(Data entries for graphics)
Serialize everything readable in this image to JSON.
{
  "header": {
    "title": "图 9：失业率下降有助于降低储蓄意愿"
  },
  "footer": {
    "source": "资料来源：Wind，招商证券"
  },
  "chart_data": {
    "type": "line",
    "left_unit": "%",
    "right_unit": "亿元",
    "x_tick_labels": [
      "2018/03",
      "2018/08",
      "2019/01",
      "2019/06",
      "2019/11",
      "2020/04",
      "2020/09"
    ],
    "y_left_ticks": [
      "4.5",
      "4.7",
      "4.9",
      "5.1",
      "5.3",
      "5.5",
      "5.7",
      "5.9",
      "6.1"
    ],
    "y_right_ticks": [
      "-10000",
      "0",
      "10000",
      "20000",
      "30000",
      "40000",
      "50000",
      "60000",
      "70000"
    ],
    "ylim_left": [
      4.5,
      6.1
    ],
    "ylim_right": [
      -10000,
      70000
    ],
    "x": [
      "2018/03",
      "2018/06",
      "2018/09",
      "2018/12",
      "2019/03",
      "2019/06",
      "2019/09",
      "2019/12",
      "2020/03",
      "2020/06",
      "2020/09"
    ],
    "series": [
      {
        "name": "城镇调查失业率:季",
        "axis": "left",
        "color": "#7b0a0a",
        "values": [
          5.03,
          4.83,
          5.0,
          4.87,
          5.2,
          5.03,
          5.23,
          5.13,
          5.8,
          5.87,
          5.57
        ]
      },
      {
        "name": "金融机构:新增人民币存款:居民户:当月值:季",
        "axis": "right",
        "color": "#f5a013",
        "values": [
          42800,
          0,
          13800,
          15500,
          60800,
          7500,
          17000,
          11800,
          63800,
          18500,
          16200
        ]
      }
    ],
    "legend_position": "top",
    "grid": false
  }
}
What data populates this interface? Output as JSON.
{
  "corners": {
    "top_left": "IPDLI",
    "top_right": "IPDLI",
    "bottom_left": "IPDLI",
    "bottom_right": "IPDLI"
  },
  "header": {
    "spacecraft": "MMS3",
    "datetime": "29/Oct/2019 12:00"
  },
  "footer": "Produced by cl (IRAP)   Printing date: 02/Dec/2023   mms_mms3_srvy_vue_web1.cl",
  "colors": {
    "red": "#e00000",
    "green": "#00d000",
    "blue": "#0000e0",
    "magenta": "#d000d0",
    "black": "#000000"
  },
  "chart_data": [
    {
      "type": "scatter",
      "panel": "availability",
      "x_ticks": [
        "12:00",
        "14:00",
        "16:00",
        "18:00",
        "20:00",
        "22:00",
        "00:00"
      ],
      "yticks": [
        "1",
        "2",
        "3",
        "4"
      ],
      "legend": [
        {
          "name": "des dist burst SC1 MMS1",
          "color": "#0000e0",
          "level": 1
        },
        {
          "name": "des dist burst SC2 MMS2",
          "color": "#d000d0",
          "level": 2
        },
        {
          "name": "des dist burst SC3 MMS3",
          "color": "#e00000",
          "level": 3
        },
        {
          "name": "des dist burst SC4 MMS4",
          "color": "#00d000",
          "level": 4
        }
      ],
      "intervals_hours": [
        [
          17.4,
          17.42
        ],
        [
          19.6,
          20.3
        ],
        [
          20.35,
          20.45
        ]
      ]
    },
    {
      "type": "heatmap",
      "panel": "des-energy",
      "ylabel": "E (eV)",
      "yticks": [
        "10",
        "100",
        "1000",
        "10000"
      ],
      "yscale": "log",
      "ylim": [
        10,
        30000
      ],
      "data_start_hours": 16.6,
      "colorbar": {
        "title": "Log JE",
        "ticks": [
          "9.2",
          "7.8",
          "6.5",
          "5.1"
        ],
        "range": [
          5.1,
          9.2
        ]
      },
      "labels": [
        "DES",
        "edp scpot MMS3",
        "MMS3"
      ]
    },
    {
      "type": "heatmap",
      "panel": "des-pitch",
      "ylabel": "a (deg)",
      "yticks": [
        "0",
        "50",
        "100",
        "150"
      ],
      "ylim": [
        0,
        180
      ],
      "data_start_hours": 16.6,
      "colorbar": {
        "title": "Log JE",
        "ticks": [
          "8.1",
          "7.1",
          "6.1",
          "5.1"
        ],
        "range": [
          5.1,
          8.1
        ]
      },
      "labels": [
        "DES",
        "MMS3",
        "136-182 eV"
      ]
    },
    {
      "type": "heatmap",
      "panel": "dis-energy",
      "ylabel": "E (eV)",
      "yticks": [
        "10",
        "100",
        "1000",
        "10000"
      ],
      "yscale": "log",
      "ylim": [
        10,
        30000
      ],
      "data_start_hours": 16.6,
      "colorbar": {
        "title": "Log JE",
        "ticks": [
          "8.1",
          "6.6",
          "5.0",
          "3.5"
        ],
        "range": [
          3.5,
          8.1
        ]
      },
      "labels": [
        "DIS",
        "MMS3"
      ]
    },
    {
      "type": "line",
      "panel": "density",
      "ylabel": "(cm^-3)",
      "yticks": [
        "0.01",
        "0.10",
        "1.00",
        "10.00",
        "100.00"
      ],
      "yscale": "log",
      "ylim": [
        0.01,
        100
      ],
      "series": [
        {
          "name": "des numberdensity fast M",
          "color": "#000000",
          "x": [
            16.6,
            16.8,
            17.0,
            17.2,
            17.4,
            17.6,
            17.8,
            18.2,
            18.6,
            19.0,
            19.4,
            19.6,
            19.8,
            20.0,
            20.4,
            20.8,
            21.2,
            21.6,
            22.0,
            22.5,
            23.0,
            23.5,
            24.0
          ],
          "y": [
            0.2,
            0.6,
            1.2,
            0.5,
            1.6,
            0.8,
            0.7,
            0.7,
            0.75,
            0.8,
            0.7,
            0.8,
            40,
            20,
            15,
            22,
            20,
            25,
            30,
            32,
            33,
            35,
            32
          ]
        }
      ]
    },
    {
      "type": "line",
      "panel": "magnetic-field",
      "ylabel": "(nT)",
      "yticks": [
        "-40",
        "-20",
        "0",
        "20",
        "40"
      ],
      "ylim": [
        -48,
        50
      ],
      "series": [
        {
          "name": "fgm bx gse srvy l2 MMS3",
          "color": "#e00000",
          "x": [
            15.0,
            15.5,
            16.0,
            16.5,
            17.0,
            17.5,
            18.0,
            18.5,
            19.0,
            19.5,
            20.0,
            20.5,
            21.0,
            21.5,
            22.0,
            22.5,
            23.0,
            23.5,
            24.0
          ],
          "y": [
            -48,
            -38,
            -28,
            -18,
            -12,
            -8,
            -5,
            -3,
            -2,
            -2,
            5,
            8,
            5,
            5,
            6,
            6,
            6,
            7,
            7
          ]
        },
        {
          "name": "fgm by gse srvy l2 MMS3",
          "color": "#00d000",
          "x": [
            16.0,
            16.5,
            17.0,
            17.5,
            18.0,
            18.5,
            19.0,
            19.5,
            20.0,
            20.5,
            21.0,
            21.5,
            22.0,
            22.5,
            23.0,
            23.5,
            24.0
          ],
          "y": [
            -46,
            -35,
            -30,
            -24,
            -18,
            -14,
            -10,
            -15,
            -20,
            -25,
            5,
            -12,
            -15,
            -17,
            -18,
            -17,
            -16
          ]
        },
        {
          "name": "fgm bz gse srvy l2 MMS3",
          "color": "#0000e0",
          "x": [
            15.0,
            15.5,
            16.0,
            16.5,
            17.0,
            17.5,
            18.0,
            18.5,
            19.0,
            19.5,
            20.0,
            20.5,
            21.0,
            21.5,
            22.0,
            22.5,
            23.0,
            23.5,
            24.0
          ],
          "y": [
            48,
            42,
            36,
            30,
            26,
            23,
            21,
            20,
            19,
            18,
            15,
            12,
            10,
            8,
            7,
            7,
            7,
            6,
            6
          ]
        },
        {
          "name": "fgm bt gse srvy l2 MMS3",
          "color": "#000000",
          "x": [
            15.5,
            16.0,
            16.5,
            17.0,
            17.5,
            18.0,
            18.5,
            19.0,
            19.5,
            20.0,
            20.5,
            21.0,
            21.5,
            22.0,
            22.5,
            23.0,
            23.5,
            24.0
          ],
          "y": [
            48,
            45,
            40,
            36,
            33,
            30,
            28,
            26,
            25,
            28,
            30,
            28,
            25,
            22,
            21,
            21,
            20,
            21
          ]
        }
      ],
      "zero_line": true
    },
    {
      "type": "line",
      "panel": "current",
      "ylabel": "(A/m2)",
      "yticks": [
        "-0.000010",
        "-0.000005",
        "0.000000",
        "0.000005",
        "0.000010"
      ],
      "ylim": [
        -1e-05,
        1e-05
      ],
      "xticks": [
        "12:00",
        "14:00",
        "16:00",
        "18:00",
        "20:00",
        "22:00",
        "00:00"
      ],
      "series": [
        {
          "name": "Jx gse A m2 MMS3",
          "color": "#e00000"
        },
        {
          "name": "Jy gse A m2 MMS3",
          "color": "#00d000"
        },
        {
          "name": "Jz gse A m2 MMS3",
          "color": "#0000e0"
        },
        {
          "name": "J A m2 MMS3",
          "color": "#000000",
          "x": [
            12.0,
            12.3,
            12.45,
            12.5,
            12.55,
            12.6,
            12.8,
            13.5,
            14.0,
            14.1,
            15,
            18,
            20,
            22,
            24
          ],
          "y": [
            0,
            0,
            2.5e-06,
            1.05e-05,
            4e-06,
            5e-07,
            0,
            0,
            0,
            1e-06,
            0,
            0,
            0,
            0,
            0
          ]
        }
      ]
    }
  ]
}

● **Your objective**:
Pick out all lines containing the string "burst".

● **Answer for this exercise**:
          "name": "des dist burst SC1 MMS1",
          "name": "des dist burst SC2 MMS2",
          "name": "des dist burst SC3 MMS3",
          "name": "des dist burst SC4 MMS4",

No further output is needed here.